▶ _Figure dataset records_
::::::
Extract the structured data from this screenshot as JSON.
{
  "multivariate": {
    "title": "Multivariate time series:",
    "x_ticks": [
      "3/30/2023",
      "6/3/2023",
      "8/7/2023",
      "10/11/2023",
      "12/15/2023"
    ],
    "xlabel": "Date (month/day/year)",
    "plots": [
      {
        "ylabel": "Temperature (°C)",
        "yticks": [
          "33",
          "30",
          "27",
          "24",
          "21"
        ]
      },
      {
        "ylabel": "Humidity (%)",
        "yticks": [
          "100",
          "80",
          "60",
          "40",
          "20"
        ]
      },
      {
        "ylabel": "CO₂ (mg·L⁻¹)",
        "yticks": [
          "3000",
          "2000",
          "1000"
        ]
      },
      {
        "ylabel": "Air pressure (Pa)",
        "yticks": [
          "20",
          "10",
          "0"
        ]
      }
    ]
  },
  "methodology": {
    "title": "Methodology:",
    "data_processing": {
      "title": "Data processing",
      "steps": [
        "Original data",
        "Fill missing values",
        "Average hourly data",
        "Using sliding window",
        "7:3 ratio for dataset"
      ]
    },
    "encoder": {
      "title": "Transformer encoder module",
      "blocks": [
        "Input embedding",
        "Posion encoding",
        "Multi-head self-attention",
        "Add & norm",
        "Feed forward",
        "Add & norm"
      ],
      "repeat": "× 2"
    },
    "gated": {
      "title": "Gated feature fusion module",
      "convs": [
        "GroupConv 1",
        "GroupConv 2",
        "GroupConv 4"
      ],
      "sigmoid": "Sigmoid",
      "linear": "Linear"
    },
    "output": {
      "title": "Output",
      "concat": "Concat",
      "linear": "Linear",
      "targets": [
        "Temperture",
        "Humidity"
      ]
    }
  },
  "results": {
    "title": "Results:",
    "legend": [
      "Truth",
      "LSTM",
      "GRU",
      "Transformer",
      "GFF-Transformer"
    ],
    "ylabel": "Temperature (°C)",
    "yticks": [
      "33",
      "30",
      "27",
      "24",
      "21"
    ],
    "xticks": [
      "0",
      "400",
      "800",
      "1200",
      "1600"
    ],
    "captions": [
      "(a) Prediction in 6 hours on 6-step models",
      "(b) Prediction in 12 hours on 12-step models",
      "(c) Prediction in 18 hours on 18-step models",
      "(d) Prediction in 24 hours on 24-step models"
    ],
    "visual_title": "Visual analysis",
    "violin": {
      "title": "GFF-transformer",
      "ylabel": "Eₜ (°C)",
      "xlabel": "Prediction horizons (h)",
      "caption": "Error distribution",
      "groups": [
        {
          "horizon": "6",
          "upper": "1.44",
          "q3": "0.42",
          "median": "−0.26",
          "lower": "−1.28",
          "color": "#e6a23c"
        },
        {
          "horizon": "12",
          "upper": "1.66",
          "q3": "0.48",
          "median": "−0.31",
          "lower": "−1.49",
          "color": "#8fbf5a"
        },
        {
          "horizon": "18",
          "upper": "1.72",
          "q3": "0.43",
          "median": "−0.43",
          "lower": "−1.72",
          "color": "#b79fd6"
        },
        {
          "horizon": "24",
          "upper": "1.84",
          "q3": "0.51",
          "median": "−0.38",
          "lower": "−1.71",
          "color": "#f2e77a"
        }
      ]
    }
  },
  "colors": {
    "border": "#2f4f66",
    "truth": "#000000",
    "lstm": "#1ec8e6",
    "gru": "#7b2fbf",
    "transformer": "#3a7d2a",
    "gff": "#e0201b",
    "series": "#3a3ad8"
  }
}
::::::
▶ _WHAT TO PRODUCE_
Of the lines in the entries above, how many include "GroupConv"? Only the number should be given.

▶ _TASK SOLUTION_
3